• [Exercises to complete]:
**a.** Could you reproduce, word for word, the part of the extract on art, technology, and 3D modeling that opens with the words containing "Originally from South" and closes with "and WIRED magazine."?
**b.** Can you carry on the extract on art, technology, and 3D modeling from the point where it stops?

• [Extract]:
•••••
Within this context, Remembrance: Magma is an immersive 3D animation that combines machine learning, cutting-edge neuroscience, East Asian aesthetics, and a deeply personal narrative to explore the intricacies of dementia. It goes beyond medical perspectives to delve into the philosophical, relational, and poetic layers of the condition. 

 

 

Biography: Dr. Chanee Choi (Chanhee Choi) is a transdisciplinary artist and educator. Her art practice transcends the conservative and isolationist roots of traditional East Asian craft by celebrating feminist theory and modern technology through ritualistic, craft-based work. She creates both embodied and virtual immersive experiences that explore the impact of immigration on identity and the synesthetic processes of corporeal-cognitive space. 

Originally from South Korea, Chanee is now based in Albuquerque, New Mexico, where she serves as an assistant professor in the Department of Film & Digital Arts at the University of New Mexico. She holds a BFA in Craft Design from Dongduk Women’s University (2013), an MFA in Fiber and Material Studies from the Art Institute of Chicago (2016), and a Ph.D. in Art and Technology from DXARTS at the University of Washington (2022). Her work has been featured in publications including UW News, UW College of Arts & Sciences, GeekWire, International Examiner, Seattle Times, KUOW NPR, KING-TV, ISEA, SIGGRAPH Asia, and WIRED magazine. 

America’s Next Top Model: 3D Modeling for Museum Specimen

Macro photogrammetry using Structure from Motion (SfM) is widely used in museums and biorepositories to create high-resolution, synthetic 3D models. This study investigates the impact of key-photogrammetric parameters; horizontal image overlap, vertical image overlap, and focus stacking, and how these parameters impact the final 3D model, focusing on how any errors can be translated into a rendered image which would be critical to understand for use as synthetic training data for machine learning applications. Using ten ground beetle specimens, the parameters were systematically checked on a variety of beetles of differing shapes, sizes and colorations including beetles with iridescent carapaces. While focus stacking has traditionally been considered essential for improving depth of field and overall image sharpness within the 3D model the results of this research find that modern cameras and advances in photogrammetric software show reduced benefits within the model and can be a source of error in the final rendered image. Focus stacking also requires considerably more processing time (3 -4 hrs. compared to non-focus stacking which takes 5 – 10 minutes) and storage requirements providing fundamental limitations to larger digitization effortsImaging capture parameters such as horizontal and vertical overlap were found to have a much more significant impact on the effects of model quality with the overall best preforming method using non-focus-stacked images, captured at five angles, with a 20° vertical rotation between each imaging line with the specimen being rotated 11.25°. These results challenge the necessity of focus stacking as a blanket best practice for all use cases in contemporary workflows, indicating there may be circumstances where non-focus stacking images may be best practice particularly if the end goal is rendered images.
•••••
• [Information supplied]:
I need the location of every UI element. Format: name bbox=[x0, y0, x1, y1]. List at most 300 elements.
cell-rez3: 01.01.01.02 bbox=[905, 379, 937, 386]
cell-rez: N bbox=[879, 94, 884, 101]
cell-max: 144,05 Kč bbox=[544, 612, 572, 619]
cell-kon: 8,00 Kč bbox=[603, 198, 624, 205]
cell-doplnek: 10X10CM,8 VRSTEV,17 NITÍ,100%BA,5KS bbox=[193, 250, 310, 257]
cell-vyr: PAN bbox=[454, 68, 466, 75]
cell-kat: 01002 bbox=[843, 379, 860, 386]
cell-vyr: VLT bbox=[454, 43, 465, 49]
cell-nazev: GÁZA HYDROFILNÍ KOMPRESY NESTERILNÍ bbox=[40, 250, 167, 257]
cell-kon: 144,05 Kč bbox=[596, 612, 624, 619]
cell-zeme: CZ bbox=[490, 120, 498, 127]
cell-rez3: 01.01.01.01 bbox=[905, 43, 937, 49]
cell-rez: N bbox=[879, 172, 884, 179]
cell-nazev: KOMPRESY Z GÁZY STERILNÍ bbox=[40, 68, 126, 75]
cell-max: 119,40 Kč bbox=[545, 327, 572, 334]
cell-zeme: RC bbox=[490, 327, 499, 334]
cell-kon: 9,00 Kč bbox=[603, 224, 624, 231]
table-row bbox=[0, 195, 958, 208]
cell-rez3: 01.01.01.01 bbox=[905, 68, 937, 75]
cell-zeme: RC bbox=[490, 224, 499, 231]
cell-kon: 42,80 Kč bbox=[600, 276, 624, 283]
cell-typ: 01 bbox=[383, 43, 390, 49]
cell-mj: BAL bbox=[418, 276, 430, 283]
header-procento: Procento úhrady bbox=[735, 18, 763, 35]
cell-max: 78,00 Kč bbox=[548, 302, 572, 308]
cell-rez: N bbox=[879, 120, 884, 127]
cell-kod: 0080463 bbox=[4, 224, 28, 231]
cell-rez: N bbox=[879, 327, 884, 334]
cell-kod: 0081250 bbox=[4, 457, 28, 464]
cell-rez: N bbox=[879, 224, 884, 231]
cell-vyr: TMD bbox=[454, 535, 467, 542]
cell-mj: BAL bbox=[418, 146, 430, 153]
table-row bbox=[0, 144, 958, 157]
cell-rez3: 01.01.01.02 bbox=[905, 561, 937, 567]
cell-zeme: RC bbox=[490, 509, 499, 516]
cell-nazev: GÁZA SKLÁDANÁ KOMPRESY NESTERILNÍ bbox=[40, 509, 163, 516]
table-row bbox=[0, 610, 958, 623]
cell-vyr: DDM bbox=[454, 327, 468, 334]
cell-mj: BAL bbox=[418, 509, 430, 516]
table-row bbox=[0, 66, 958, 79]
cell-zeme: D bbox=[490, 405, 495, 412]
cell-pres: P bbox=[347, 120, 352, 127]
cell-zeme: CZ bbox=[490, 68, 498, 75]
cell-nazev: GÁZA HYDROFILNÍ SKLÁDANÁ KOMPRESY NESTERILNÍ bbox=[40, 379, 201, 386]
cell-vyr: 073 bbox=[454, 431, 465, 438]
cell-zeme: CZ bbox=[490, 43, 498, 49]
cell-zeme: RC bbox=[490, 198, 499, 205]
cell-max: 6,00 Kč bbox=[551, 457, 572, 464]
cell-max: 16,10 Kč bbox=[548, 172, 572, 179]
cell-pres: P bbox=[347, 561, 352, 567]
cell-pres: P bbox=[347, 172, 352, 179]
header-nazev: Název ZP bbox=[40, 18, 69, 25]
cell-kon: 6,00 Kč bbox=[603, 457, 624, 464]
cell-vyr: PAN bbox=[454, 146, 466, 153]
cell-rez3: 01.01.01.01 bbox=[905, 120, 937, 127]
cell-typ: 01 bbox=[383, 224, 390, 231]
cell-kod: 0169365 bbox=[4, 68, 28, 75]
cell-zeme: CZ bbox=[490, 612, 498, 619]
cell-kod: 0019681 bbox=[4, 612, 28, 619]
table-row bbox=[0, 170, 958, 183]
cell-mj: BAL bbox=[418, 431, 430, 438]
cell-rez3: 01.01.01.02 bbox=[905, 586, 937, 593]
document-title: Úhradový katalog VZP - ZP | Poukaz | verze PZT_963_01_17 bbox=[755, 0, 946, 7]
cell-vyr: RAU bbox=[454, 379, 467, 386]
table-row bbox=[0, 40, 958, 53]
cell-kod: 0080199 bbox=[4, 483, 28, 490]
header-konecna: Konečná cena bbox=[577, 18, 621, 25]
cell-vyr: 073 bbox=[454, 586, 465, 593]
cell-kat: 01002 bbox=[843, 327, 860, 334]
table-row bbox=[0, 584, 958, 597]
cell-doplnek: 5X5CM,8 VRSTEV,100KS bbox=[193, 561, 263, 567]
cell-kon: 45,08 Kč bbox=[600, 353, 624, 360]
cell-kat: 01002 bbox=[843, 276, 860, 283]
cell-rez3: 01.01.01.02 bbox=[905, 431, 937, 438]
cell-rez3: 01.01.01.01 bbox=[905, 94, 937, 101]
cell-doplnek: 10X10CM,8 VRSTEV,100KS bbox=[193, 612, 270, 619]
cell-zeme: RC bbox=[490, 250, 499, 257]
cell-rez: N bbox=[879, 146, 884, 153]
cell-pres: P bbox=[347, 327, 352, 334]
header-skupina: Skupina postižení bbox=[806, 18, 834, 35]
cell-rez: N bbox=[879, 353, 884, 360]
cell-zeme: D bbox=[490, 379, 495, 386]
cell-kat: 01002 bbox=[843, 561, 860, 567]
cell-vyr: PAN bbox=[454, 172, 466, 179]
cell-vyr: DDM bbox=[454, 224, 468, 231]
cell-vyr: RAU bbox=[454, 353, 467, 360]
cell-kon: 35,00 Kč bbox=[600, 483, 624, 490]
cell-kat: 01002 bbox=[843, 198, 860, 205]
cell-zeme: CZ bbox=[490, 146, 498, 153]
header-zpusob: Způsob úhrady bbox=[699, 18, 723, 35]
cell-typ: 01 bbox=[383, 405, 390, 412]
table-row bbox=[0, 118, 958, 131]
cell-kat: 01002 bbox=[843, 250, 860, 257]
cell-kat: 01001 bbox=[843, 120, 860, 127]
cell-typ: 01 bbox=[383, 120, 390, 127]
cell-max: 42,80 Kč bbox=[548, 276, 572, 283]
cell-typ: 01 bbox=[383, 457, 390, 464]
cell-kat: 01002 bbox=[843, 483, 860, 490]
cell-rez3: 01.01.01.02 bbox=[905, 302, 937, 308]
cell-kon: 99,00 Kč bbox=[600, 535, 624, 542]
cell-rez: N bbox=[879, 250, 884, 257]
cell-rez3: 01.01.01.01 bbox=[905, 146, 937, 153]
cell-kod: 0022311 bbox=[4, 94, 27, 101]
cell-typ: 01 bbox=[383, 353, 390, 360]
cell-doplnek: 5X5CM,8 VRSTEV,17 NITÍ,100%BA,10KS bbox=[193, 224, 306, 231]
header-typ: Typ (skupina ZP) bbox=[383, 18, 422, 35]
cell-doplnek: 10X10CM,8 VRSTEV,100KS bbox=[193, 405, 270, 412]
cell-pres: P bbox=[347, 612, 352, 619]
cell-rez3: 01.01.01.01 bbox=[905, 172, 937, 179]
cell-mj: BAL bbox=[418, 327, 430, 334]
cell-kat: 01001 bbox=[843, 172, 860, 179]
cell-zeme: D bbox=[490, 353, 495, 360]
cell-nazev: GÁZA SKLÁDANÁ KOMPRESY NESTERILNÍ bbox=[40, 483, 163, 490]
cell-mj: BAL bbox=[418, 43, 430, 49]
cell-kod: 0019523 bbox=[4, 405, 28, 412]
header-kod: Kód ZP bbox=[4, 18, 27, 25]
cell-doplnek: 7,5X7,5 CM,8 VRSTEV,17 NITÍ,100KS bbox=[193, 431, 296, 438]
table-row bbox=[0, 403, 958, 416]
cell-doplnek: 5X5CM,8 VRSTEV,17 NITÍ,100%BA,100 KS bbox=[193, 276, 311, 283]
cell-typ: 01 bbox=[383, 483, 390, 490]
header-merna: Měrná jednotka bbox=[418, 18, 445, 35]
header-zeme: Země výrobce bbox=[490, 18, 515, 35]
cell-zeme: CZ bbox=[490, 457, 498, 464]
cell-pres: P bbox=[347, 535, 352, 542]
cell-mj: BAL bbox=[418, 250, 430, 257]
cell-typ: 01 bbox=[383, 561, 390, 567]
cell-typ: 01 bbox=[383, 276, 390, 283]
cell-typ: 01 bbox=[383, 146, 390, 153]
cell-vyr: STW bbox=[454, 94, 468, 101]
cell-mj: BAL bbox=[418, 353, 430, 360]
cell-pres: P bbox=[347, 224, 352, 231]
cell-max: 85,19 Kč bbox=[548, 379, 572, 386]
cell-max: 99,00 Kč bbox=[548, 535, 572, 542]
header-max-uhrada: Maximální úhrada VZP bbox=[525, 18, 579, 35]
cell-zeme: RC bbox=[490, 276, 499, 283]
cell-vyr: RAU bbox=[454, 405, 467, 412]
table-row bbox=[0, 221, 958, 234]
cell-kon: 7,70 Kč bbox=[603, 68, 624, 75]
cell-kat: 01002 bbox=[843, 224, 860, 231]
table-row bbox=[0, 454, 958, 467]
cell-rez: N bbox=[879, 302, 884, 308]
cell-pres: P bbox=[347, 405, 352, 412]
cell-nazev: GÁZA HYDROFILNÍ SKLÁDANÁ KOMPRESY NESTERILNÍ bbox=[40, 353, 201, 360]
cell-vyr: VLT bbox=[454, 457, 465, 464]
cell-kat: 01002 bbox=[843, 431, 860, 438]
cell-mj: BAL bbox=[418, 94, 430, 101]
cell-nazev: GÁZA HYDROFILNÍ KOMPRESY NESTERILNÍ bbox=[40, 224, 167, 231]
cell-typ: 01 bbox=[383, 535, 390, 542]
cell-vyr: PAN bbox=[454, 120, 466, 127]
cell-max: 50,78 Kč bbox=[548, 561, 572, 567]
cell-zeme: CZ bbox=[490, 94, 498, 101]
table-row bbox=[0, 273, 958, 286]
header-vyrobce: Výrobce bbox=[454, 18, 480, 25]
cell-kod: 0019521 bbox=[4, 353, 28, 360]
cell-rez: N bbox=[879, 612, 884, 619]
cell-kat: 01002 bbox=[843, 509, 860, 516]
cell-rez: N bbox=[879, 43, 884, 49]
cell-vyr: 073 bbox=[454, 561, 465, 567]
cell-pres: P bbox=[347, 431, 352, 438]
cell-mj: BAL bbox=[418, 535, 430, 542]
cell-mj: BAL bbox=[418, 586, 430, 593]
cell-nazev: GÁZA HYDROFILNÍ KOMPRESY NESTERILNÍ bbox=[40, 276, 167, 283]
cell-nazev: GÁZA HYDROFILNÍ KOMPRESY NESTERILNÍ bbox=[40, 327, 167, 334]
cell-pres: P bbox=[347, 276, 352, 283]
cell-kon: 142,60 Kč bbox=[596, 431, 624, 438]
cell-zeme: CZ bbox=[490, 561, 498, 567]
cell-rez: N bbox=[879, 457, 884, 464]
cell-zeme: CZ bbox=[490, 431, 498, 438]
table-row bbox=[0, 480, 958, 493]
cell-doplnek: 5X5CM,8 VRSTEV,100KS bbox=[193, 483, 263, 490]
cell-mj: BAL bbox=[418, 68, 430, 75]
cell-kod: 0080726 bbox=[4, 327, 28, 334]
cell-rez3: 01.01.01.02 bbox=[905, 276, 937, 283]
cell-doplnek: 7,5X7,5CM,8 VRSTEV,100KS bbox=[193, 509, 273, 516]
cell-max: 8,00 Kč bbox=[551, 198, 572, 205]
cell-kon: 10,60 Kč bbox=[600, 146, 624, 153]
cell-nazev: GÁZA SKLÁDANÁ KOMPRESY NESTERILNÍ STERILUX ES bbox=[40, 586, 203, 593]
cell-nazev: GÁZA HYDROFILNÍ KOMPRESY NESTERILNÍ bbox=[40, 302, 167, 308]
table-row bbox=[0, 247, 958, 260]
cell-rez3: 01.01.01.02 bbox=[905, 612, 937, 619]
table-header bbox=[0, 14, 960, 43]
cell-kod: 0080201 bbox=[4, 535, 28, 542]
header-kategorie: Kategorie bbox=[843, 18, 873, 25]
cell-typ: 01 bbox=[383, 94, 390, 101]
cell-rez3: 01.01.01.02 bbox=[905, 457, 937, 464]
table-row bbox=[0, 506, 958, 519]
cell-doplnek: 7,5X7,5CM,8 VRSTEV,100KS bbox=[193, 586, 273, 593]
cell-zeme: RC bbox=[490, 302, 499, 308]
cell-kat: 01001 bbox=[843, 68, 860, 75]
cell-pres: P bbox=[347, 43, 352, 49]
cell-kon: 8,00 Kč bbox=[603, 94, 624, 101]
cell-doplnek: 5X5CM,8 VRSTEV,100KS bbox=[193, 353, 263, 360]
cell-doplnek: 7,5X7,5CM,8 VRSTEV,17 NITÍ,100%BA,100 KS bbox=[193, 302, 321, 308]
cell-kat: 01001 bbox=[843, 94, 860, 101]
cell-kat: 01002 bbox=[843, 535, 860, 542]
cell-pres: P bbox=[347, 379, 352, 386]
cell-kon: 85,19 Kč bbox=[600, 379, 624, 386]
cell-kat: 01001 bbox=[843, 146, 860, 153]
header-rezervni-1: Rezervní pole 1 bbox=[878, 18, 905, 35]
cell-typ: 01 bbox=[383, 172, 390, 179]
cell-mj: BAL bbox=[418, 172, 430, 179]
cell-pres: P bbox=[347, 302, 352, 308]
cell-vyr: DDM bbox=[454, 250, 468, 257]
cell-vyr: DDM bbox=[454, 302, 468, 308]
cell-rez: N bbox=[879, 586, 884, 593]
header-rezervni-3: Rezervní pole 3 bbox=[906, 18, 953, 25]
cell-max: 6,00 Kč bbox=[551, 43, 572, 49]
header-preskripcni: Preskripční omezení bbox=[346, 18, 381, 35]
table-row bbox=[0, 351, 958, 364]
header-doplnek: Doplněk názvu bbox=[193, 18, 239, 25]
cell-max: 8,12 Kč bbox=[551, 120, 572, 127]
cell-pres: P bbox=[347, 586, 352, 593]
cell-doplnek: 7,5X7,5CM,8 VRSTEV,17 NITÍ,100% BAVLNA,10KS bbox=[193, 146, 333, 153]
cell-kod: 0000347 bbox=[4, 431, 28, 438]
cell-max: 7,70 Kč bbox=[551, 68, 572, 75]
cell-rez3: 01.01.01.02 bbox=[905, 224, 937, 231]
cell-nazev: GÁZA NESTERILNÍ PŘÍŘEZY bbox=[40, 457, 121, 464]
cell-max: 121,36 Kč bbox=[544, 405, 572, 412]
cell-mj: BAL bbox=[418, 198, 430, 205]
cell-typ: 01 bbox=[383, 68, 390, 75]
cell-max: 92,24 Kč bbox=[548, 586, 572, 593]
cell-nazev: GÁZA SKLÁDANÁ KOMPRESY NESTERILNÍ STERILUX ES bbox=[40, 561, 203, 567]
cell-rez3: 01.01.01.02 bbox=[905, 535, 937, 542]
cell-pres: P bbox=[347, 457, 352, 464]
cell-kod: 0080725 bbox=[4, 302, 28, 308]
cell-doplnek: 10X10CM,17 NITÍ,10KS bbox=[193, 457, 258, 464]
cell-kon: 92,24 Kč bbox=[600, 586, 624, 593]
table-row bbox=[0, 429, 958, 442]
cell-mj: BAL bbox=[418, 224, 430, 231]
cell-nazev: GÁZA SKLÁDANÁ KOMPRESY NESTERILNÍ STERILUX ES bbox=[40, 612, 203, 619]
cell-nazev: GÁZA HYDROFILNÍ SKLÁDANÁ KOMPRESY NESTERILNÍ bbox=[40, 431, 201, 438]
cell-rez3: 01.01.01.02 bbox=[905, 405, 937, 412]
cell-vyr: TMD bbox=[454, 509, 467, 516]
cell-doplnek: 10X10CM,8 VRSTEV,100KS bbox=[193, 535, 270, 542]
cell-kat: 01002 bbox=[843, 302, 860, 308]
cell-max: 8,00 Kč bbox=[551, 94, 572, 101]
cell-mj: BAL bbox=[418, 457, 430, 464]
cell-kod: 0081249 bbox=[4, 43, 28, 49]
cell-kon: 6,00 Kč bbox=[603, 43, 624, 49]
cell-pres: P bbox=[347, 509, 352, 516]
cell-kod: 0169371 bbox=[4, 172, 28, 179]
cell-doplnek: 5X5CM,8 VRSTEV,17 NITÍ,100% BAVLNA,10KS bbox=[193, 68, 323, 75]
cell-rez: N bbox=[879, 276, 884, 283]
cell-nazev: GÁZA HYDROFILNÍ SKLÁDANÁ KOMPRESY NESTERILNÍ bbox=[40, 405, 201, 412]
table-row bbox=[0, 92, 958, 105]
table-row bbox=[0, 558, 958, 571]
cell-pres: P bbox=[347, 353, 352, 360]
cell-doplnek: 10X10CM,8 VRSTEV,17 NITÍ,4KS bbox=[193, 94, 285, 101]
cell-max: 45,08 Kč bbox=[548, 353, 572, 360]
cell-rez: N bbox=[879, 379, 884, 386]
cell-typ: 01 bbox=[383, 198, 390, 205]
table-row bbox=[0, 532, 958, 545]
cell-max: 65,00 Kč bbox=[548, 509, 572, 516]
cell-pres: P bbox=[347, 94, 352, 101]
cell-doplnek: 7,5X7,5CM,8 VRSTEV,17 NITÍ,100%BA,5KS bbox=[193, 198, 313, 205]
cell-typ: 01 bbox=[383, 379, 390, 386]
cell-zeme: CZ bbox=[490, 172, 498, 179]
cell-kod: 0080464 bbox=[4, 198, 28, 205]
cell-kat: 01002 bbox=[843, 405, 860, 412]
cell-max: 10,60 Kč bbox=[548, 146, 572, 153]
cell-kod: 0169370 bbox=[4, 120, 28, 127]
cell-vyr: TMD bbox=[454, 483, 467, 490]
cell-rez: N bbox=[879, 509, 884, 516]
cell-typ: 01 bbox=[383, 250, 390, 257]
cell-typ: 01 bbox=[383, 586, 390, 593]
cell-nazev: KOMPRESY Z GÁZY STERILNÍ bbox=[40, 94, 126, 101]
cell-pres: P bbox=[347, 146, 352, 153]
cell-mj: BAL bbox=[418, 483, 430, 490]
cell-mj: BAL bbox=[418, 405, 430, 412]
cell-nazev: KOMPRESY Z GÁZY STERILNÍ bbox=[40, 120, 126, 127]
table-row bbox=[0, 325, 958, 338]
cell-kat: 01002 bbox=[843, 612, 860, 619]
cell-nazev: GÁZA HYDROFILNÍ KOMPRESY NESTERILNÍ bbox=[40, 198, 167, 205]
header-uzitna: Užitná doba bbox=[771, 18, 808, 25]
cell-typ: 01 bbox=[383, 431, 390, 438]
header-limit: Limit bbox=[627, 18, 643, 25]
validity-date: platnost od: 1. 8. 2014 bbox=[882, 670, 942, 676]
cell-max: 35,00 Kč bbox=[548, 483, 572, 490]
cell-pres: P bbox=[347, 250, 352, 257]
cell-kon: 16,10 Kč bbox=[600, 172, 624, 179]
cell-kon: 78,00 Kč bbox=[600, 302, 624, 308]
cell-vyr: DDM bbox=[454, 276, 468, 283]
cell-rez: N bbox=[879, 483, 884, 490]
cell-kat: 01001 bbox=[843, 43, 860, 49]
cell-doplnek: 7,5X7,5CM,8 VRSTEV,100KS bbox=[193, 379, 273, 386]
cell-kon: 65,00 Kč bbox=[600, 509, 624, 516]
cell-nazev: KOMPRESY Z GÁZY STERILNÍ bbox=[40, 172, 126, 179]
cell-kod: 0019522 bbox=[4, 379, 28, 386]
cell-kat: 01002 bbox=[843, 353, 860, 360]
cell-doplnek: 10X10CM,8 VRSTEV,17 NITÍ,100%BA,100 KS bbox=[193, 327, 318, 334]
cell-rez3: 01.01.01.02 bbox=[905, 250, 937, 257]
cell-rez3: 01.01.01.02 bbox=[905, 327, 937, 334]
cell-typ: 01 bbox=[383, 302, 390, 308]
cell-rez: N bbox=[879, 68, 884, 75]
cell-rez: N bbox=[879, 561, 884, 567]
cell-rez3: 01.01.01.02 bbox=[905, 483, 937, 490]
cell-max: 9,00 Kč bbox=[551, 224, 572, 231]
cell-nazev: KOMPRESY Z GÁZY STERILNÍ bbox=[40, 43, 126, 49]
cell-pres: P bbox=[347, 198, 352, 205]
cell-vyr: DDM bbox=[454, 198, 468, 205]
•••••
• [Responses by item number]:
**a.**
Originally from South Korea, Chanee is now based in Albuquerque, New Mexico, where she serves as an assistant professor in the Department of Film & Digital Arts at the University of New Mexico. She holds a BFA in Craft Design from Dongduk Women’s University (2013), an MFA in Fiber and Material Studies from the Art Institute of Chicago (2016), and a Ph.D. in Art and Technology from DXARTS at the University of Washington (2022). Her work has been featured in publications including UW News, UW College of Arts & Sciences, GeekWire, International Examiner, Seattle Times, KUOW NPR, KING-TV, ISEA, SIGGRAPH Asia, and WIRED magazine.

**b.**
 

Biography: Blair Mirka is a PhD candidate in the Department of Geography and Environmental Studies. Her dissertation explores the use of 3D models generated from museum specimens as synthetic training data for computer vision, with a focus on ground beetles (Carabidae). Using Structure from Motion, a photogrammetric modeling technique, her research seeks to incorporate rare and elusive morphologies into training datasets to improve species identification accuracy. This work focuses on improving biodiversity monitoring and automated species recognition, supporting conservation efforts and ecological studies in remote or challenging environments.